__What you should do__.
Review the lines that follow and copy each one that contains the word "Template".

__Supplied material__.
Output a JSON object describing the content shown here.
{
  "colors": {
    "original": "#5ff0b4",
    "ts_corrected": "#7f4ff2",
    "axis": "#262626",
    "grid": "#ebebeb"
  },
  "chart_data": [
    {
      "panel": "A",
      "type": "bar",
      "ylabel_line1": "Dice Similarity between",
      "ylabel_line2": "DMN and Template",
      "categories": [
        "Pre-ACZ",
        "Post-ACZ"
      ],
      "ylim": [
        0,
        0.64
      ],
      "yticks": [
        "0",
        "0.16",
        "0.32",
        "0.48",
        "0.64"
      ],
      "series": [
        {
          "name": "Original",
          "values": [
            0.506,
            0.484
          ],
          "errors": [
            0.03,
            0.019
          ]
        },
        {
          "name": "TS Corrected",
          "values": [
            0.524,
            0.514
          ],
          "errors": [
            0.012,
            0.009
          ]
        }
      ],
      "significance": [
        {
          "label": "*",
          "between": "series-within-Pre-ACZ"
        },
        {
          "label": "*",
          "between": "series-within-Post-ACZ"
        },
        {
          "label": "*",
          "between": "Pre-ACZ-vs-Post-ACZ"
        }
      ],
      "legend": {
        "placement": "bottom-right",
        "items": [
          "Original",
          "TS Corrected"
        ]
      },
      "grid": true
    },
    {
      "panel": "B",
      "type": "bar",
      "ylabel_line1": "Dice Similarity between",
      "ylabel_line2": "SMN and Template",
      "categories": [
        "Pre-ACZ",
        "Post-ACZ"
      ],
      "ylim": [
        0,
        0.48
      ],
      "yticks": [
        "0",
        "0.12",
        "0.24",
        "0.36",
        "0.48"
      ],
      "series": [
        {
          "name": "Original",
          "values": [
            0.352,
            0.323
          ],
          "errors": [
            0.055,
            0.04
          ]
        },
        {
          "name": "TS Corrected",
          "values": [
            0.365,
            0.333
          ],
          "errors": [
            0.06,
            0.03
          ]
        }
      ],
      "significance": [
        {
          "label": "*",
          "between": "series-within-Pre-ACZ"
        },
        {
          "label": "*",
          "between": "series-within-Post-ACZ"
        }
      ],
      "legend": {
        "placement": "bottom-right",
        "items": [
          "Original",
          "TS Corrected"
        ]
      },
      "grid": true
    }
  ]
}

==

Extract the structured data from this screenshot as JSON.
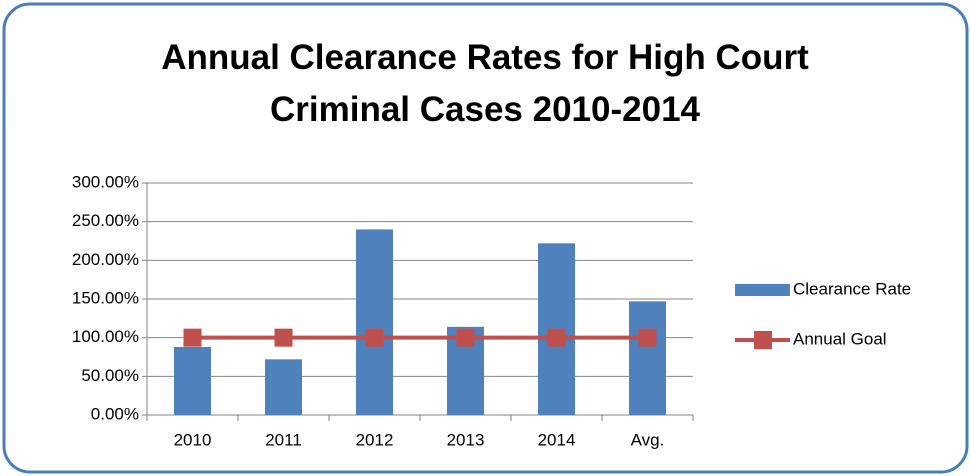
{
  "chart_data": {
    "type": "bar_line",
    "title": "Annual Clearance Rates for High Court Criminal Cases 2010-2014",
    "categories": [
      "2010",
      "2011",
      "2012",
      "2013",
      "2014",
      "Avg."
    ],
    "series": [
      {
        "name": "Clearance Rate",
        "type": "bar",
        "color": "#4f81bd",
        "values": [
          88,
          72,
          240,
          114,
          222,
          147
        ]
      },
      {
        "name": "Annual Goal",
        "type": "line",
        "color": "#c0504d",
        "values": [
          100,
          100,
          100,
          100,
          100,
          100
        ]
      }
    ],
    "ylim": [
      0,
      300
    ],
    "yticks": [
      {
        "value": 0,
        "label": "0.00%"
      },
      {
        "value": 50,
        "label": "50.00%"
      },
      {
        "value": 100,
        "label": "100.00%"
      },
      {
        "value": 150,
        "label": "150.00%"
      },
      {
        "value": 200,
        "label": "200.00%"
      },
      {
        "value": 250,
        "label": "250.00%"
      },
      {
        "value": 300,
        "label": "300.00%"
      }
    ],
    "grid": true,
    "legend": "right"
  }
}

__Written answer__.
      "ylabel_line2": "DMN and Template",
      "ylabel_line2": "SMN and Template",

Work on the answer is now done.